> [Stored records]
____

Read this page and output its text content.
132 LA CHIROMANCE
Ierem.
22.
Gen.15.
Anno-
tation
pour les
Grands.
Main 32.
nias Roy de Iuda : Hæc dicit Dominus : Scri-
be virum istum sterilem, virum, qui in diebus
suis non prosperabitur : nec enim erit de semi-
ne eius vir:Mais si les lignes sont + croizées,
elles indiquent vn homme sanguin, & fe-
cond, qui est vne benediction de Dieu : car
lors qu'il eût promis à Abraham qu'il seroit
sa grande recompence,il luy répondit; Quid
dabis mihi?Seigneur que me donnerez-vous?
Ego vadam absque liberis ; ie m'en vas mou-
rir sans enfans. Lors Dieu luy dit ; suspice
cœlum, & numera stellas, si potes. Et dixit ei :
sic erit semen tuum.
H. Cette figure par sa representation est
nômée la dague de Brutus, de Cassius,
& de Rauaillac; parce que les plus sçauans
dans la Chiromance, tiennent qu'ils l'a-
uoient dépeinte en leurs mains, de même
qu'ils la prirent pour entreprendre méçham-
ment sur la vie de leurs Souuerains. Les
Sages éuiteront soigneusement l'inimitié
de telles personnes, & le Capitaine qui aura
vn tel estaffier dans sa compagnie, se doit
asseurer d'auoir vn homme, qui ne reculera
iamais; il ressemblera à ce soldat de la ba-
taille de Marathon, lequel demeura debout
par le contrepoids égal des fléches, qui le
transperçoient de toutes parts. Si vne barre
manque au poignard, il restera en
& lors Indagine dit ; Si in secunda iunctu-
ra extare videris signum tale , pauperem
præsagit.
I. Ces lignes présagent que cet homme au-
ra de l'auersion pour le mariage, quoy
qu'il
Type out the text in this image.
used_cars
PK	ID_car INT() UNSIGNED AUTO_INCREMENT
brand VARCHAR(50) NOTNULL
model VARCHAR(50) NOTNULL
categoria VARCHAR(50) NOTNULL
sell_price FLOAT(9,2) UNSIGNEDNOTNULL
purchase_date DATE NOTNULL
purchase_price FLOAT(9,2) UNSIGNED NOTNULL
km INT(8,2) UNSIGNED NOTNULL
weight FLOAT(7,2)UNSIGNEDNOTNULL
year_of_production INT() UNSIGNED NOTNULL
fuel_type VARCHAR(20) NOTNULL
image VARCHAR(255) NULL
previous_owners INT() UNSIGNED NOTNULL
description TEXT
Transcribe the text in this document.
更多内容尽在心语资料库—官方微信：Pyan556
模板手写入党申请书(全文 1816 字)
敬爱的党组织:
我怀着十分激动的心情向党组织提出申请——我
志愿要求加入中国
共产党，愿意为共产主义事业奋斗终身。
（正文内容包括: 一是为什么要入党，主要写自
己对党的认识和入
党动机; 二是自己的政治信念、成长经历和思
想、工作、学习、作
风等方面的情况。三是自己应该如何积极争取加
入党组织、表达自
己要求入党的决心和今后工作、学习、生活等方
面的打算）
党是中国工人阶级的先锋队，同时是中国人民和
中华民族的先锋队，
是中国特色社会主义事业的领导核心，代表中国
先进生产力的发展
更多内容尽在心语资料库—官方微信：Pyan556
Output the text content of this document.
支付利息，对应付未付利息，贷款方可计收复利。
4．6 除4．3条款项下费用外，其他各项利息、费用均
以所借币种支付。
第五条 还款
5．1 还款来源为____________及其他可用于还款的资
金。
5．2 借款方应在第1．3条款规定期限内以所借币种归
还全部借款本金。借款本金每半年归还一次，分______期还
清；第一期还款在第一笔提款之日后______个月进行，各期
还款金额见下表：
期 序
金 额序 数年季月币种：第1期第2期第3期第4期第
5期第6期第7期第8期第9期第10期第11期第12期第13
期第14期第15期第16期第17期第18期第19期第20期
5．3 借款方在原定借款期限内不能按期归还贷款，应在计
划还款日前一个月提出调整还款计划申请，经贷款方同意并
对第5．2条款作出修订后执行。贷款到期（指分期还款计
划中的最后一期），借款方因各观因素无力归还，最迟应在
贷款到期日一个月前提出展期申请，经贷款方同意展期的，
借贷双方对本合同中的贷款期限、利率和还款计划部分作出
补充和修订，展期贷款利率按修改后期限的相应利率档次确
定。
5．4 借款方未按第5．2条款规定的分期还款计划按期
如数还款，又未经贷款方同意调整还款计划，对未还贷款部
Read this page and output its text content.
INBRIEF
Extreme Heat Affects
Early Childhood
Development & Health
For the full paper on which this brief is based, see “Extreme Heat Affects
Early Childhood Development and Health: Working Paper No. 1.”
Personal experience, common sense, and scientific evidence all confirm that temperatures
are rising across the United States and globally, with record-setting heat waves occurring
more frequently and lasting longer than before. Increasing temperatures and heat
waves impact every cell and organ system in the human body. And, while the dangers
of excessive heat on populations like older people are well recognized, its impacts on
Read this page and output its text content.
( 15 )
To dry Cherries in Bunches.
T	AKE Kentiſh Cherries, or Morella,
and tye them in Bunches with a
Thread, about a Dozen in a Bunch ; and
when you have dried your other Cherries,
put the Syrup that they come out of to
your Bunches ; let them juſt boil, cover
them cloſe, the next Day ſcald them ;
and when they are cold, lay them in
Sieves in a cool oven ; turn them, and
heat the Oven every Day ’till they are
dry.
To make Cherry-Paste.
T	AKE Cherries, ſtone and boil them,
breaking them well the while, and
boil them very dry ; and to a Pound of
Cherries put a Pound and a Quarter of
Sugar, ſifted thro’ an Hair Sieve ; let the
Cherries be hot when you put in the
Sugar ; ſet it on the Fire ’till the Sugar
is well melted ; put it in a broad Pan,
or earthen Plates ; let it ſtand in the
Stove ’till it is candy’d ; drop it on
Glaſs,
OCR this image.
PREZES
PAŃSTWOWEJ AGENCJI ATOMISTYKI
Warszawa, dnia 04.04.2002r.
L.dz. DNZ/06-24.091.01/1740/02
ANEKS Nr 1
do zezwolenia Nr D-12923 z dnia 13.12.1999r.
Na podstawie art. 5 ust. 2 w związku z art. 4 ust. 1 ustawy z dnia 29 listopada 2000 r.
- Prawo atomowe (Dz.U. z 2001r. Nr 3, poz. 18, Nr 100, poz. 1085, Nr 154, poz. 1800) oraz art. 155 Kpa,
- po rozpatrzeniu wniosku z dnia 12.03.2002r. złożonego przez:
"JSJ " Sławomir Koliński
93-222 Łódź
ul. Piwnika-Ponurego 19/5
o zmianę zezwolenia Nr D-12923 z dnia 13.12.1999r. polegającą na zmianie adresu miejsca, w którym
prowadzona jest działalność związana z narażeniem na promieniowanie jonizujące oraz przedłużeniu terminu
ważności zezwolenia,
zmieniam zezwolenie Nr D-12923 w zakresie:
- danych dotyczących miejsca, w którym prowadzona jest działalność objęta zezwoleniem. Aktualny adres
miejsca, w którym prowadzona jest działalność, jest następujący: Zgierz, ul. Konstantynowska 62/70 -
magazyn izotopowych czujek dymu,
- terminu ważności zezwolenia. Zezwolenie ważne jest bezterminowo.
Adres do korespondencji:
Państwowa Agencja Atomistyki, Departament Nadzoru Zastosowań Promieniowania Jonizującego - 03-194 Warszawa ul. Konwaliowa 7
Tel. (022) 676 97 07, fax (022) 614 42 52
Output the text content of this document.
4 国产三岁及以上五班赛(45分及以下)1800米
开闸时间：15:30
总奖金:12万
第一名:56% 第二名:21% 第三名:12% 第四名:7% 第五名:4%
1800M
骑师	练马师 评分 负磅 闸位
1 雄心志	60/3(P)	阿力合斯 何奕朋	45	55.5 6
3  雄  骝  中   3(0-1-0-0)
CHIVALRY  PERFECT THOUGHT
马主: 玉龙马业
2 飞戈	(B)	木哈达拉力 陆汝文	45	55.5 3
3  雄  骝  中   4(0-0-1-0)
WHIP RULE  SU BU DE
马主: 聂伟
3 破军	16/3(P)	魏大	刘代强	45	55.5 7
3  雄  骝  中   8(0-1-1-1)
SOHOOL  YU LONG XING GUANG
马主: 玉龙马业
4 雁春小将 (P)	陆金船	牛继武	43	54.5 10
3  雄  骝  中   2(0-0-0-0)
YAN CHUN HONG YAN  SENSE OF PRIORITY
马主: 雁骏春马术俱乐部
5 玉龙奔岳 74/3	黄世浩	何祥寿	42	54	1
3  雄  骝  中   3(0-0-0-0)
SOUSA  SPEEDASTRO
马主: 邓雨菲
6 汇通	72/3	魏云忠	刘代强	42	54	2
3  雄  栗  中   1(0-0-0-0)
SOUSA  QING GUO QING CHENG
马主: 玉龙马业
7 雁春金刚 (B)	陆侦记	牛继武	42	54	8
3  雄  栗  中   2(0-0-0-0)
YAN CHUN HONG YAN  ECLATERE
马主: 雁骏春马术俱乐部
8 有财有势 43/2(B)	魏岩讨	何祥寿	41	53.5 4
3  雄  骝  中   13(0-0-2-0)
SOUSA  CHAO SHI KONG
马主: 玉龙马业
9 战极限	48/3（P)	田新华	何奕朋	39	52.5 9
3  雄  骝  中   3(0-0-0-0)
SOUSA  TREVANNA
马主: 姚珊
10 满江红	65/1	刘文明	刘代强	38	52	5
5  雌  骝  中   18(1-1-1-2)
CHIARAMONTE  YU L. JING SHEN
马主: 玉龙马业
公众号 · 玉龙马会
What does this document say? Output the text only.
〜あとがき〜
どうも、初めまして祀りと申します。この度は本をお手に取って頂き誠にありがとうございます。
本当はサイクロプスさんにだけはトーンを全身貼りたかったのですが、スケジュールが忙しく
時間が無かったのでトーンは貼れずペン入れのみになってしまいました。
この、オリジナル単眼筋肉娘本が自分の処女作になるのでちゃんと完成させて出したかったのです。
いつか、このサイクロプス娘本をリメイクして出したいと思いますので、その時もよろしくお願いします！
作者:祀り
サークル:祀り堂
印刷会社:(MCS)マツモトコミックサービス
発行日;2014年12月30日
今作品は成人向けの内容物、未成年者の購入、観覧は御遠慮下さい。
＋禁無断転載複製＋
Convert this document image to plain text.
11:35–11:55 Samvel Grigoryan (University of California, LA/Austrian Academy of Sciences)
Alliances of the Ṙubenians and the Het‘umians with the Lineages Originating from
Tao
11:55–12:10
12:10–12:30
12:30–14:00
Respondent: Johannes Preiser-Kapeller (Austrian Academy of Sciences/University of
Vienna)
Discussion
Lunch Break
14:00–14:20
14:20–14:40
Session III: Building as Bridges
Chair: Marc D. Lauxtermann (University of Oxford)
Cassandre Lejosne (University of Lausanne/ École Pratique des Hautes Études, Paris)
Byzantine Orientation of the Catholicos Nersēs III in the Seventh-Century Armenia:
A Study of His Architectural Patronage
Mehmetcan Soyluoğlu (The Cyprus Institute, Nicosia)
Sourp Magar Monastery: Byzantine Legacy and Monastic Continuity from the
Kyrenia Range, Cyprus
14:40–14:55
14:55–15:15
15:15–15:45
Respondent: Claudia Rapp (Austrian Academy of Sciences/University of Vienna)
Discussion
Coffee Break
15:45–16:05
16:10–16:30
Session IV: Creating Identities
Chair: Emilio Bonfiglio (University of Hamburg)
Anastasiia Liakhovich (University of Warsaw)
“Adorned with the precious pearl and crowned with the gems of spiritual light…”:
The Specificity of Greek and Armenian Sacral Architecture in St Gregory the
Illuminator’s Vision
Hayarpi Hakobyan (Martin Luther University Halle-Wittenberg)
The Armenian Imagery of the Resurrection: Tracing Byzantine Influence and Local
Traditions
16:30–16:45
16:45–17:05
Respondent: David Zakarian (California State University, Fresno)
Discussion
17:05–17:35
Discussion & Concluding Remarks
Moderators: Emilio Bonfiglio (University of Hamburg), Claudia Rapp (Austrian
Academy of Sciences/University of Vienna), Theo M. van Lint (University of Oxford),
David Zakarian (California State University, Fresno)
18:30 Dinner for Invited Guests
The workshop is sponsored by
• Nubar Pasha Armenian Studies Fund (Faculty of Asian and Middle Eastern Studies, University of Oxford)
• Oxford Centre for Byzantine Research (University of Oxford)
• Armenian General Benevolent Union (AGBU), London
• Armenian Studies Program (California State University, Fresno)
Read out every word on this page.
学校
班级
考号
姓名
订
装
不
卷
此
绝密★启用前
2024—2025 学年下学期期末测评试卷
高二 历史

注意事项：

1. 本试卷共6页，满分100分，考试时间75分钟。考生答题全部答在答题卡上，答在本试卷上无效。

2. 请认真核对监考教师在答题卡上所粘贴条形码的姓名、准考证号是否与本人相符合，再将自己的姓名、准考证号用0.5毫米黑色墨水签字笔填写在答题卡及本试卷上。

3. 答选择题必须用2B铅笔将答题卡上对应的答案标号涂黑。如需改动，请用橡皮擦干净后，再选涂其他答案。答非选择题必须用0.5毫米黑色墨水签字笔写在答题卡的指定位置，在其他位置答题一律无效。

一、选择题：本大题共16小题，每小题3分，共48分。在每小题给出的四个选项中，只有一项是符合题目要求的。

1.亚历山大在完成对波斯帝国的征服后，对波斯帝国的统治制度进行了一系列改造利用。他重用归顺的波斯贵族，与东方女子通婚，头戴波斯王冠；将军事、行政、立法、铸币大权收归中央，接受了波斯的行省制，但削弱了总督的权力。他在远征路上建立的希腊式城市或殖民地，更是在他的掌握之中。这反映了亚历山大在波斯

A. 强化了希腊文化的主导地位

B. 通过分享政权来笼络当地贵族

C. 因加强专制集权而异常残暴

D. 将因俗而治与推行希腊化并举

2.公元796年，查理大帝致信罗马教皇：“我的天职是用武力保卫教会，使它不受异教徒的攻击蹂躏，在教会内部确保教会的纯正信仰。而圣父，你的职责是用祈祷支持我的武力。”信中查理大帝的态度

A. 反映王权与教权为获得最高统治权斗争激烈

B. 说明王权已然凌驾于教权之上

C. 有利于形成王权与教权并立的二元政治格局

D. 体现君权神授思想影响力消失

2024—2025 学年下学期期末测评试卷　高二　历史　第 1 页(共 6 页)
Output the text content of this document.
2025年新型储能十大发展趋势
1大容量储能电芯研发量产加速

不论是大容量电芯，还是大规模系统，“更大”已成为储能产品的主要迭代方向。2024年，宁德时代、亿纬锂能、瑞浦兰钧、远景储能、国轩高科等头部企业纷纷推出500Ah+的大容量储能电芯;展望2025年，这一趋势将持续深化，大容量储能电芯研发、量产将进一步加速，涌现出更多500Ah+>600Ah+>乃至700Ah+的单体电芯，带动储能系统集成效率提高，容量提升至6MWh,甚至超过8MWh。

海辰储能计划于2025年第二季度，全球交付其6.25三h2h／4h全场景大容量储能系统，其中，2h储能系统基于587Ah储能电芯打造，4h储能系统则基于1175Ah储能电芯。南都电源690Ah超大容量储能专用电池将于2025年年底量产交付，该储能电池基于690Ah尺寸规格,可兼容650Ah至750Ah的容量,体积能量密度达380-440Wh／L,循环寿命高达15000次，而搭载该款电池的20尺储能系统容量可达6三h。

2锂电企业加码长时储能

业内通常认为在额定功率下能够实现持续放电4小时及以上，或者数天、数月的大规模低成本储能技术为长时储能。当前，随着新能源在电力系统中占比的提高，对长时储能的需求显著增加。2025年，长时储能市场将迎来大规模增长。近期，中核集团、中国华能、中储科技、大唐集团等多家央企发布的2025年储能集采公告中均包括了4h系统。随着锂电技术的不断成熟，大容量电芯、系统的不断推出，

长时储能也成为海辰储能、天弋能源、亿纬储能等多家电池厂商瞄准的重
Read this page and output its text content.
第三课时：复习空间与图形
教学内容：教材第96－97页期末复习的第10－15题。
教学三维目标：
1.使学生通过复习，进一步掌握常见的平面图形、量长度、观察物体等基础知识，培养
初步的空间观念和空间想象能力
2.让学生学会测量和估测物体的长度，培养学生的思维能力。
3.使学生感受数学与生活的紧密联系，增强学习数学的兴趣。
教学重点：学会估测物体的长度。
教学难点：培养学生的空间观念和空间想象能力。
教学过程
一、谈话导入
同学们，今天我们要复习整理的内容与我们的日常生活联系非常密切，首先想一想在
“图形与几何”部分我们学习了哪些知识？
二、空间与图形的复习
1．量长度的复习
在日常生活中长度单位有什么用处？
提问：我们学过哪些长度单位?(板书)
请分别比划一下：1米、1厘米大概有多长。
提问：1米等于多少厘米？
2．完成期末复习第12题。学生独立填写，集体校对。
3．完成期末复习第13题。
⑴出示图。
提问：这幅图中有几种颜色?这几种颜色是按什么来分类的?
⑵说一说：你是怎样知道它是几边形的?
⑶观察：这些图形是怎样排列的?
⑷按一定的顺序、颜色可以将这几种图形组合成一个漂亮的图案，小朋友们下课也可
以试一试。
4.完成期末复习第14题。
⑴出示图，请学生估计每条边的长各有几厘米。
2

____

Read through the lines above and collect those that contain the string "Byzantine".

> [Solution to the problem]
Byzantine Orientation of the Catholicos Nersēs III in the Seventh-Century Armenia:
Sourp Magar Monastery: Byzantine Legacy and Monastic Continuity from the
The Armenian Imagery of the Resurrection: Tracing Byzantine Influence and Local
• Oxford Centre for Byzantine Research (University of Oxford)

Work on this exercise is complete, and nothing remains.